TASK TO CARRY OUT:
Where a line holds the word "Futures", copy that line.

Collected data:
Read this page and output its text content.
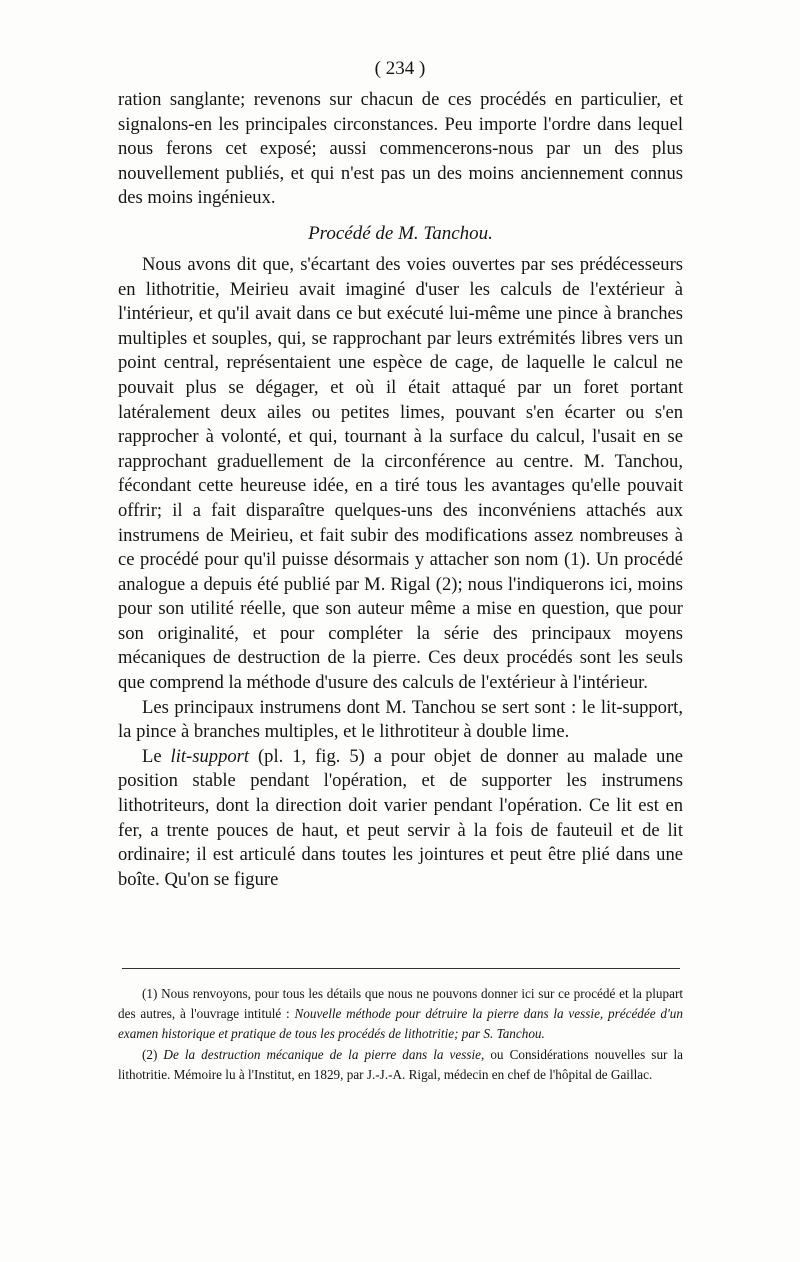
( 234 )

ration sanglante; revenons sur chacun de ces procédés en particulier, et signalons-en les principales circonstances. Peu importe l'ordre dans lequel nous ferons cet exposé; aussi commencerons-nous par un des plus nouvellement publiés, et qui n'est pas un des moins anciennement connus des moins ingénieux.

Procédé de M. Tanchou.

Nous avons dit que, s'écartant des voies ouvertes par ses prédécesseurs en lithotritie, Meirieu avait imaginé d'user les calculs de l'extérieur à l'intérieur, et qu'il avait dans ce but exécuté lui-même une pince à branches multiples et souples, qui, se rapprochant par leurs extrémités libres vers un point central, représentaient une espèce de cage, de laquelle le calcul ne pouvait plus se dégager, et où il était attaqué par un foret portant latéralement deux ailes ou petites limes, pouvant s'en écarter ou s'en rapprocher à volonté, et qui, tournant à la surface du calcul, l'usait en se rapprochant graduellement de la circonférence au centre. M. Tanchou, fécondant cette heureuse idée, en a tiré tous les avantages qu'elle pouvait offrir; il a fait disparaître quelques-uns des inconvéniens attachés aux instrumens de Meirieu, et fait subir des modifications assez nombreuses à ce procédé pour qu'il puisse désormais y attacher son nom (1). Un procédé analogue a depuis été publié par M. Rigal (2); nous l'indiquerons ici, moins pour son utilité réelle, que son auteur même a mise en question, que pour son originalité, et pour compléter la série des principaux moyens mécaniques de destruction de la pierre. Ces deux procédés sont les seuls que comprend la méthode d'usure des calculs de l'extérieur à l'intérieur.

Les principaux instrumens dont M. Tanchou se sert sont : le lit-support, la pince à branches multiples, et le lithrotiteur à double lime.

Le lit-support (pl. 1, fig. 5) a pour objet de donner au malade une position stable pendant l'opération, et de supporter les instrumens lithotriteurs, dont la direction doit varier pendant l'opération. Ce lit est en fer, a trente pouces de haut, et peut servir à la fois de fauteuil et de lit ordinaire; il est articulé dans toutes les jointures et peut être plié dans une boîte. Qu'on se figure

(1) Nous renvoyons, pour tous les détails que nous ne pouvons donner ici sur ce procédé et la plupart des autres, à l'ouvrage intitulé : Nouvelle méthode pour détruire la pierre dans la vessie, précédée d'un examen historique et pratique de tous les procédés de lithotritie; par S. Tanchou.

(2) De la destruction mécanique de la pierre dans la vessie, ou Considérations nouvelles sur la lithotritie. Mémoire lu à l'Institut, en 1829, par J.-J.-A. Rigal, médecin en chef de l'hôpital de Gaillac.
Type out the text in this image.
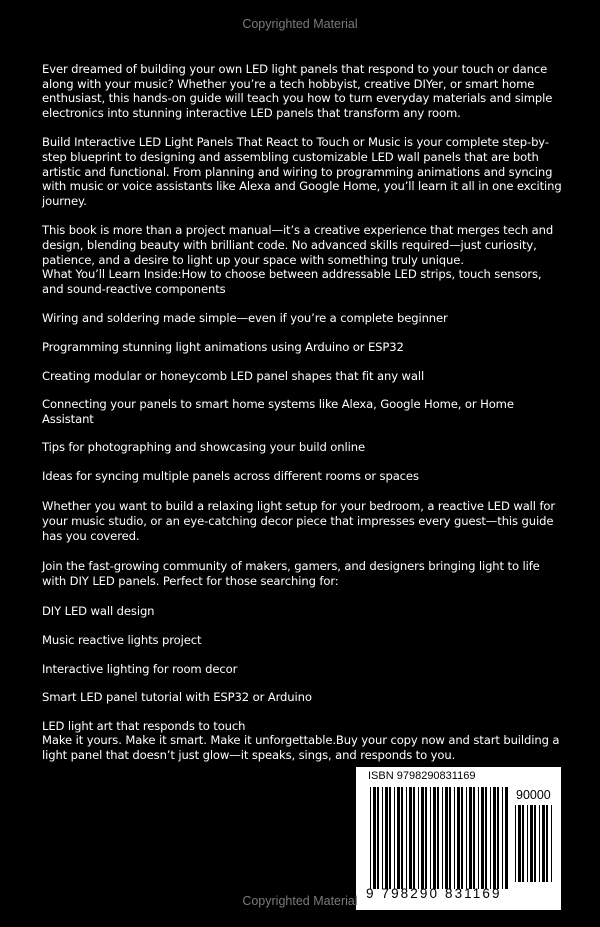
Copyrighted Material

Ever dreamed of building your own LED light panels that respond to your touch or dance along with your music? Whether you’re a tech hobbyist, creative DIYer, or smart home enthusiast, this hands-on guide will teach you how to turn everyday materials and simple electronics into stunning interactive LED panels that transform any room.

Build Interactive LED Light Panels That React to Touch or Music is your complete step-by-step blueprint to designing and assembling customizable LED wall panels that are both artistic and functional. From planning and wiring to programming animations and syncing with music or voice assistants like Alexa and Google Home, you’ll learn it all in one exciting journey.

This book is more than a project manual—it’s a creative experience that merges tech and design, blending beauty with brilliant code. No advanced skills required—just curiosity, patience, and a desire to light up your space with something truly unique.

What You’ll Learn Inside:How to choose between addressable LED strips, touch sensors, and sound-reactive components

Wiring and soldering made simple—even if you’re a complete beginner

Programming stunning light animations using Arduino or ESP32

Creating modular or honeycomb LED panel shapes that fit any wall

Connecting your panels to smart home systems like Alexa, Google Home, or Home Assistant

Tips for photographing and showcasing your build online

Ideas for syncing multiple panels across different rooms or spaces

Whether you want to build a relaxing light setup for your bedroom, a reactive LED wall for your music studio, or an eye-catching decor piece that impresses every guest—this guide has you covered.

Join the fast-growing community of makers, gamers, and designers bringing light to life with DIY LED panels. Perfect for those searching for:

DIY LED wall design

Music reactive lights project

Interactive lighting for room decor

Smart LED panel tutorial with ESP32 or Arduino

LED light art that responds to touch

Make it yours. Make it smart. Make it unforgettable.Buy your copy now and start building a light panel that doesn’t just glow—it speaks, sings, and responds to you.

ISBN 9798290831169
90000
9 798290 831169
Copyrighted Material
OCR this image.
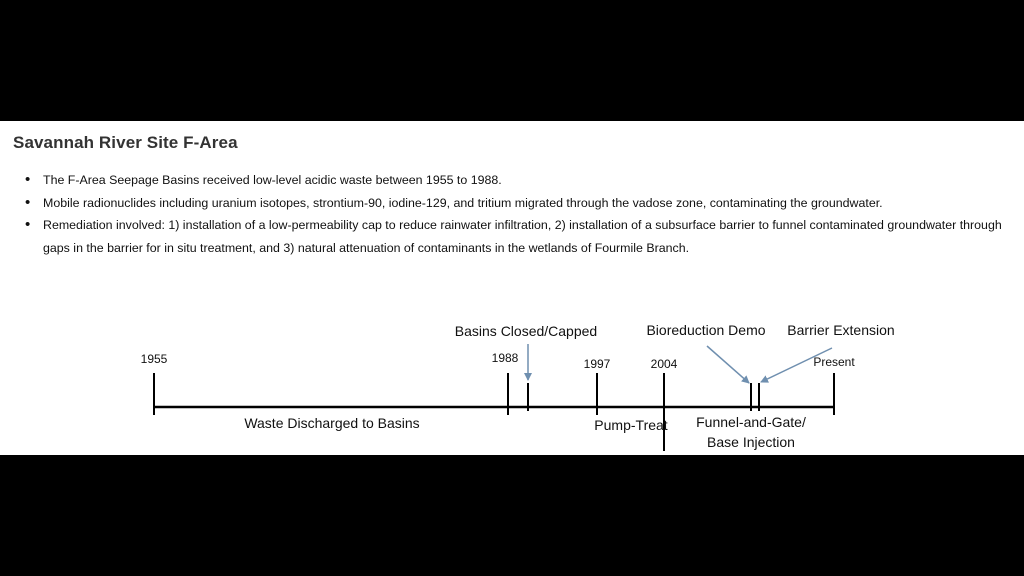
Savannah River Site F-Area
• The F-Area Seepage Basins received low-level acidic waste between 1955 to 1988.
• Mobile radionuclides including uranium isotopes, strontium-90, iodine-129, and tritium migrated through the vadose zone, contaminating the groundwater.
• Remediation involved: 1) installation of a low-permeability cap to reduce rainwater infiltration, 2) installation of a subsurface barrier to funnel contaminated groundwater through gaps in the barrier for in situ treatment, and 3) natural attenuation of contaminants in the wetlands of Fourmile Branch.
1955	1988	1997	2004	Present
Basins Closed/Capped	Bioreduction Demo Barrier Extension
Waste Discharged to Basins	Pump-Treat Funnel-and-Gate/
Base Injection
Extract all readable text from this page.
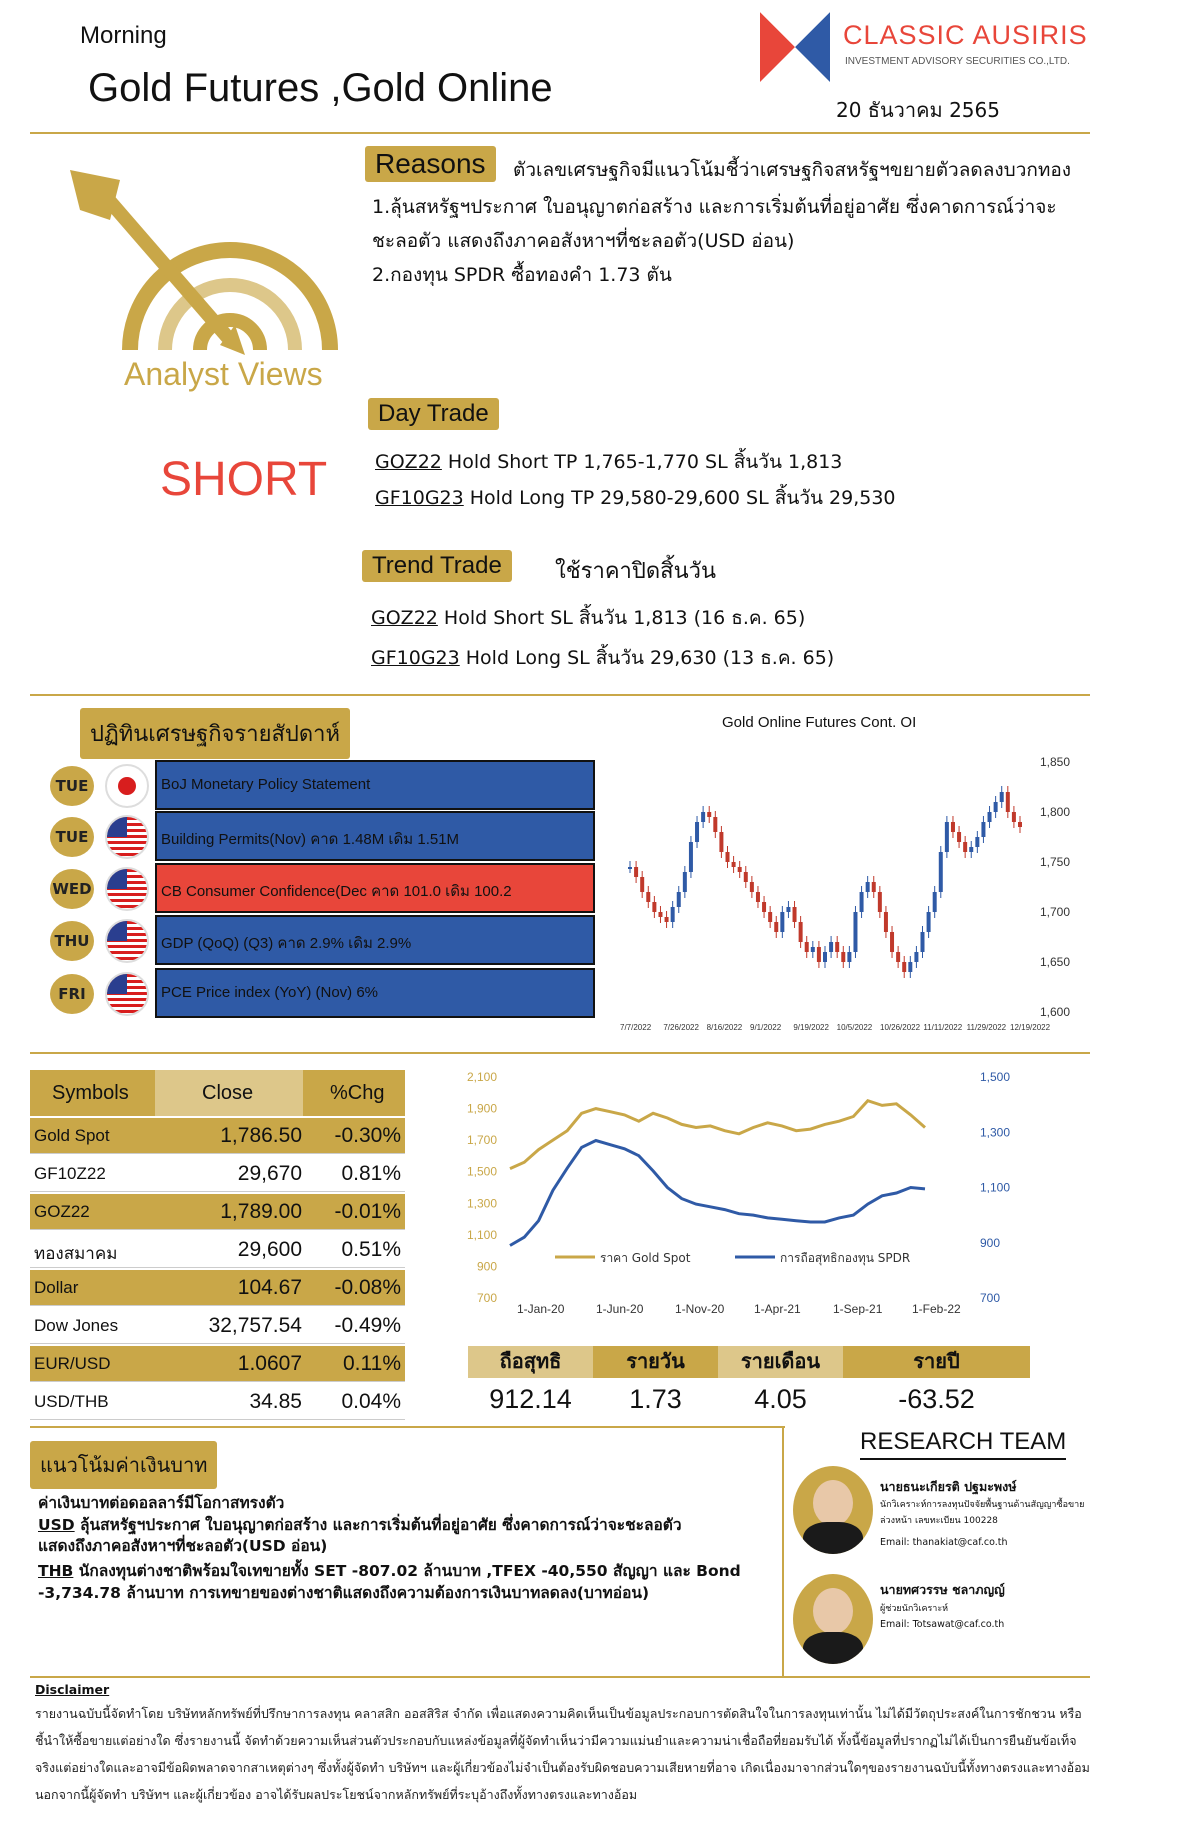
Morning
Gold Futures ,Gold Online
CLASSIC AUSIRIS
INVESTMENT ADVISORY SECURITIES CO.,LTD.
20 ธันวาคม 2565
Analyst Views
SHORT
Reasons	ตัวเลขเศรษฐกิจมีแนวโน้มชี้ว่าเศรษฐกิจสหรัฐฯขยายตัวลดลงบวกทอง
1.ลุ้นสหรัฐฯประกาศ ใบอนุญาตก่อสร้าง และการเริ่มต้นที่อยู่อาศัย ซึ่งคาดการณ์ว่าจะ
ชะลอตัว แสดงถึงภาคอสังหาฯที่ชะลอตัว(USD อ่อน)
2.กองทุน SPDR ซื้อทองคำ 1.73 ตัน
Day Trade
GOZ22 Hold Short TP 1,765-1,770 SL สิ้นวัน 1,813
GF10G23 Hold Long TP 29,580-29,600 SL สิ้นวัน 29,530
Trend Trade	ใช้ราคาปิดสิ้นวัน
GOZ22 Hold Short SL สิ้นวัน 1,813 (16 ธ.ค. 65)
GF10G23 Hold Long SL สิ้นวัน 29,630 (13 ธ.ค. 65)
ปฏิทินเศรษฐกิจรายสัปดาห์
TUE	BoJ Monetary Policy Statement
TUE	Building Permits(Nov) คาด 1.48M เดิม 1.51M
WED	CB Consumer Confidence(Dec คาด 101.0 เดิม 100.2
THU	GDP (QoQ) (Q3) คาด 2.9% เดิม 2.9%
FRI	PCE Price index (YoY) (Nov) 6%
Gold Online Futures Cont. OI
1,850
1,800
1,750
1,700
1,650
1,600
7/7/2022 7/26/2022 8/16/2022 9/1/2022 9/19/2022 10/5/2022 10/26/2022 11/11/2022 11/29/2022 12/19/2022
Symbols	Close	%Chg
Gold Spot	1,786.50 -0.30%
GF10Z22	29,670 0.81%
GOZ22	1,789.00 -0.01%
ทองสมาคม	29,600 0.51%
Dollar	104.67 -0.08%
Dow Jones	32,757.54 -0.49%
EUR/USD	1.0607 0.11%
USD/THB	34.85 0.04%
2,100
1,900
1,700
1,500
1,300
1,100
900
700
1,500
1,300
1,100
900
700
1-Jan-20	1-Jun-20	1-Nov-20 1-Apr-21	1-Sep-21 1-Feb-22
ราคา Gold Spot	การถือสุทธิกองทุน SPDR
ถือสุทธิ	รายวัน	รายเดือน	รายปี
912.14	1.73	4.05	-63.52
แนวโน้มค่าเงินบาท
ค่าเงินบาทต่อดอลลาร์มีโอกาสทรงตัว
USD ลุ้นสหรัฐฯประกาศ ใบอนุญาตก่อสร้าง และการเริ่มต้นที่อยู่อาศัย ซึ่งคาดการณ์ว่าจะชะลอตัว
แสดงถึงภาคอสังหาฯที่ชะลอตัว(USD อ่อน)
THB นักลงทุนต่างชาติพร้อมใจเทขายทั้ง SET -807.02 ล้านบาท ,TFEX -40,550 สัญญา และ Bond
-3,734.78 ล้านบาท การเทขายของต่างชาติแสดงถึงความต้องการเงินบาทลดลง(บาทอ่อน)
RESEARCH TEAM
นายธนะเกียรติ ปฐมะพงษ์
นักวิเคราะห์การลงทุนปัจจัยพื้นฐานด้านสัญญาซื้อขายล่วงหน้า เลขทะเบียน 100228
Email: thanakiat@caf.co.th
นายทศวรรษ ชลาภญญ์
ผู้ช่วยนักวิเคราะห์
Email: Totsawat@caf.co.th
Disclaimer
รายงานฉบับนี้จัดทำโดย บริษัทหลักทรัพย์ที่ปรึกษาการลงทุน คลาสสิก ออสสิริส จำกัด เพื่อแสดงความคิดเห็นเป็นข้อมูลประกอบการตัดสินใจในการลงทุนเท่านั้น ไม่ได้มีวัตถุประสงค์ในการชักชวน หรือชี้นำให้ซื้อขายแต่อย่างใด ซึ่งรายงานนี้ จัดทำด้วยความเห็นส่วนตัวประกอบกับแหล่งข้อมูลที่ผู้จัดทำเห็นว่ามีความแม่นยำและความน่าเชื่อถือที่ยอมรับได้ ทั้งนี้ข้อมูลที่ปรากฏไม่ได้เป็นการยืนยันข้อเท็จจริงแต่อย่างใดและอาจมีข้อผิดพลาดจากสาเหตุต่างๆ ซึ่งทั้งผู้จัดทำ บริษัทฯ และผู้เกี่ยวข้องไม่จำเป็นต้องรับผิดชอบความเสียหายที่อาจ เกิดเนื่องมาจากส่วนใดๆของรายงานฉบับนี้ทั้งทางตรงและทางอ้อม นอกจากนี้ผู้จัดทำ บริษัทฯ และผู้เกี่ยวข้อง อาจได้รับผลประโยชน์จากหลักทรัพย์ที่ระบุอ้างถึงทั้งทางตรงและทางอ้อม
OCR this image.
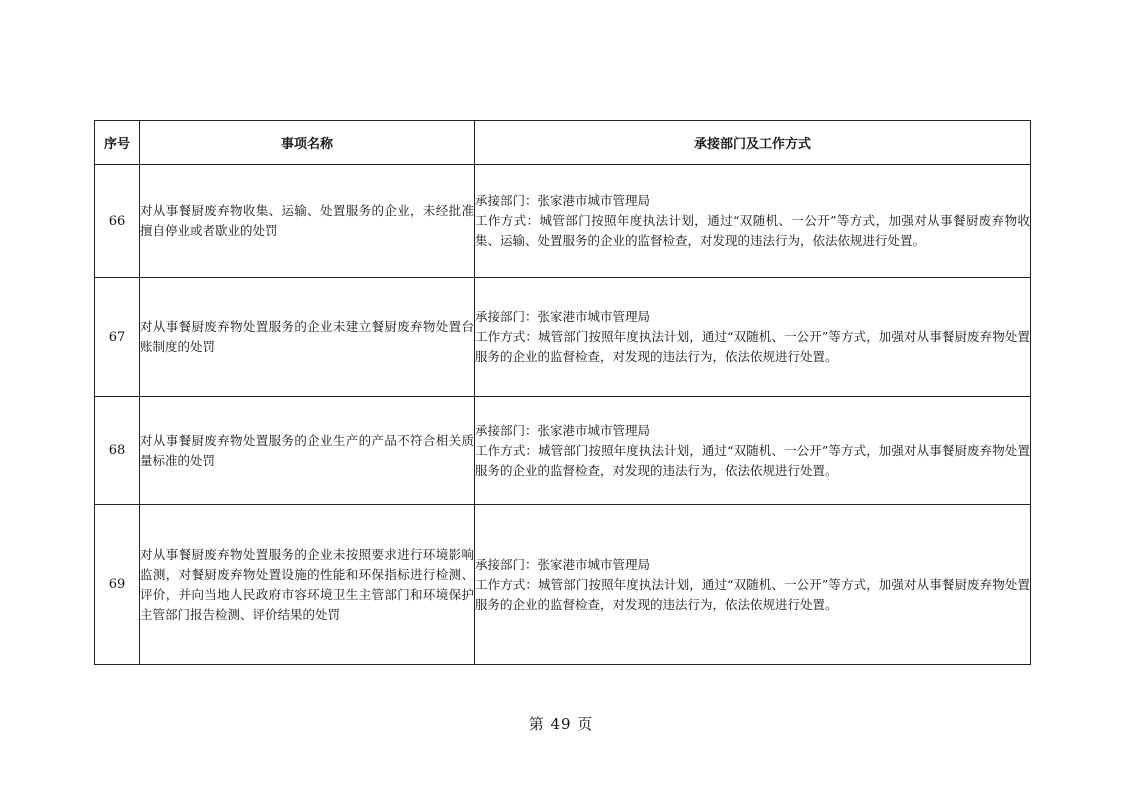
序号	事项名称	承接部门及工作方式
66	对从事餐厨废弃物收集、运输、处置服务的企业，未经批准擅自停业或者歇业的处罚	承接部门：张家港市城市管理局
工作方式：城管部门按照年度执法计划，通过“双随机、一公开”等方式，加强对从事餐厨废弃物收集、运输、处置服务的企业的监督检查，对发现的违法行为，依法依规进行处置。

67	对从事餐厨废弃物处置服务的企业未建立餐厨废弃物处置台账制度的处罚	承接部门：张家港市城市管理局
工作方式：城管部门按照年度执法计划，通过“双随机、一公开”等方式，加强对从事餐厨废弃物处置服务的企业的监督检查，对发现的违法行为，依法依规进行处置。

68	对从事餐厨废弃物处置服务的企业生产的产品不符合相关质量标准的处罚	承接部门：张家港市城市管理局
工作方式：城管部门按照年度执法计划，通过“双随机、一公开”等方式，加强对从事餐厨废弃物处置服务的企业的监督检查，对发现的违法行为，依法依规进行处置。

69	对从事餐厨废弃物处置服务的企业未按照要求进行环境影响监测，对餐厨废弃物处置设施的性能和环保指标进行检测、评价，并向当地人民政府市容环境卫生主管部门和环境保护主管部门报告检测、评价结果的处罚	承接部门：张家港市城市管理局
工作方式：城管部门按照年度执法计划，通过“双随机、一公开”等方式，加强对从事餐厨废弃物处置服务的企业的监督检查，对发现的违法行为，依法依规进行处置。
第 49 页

REPLY:
Gold Futures ,Gold Online
Gold Online Futures Cont. OI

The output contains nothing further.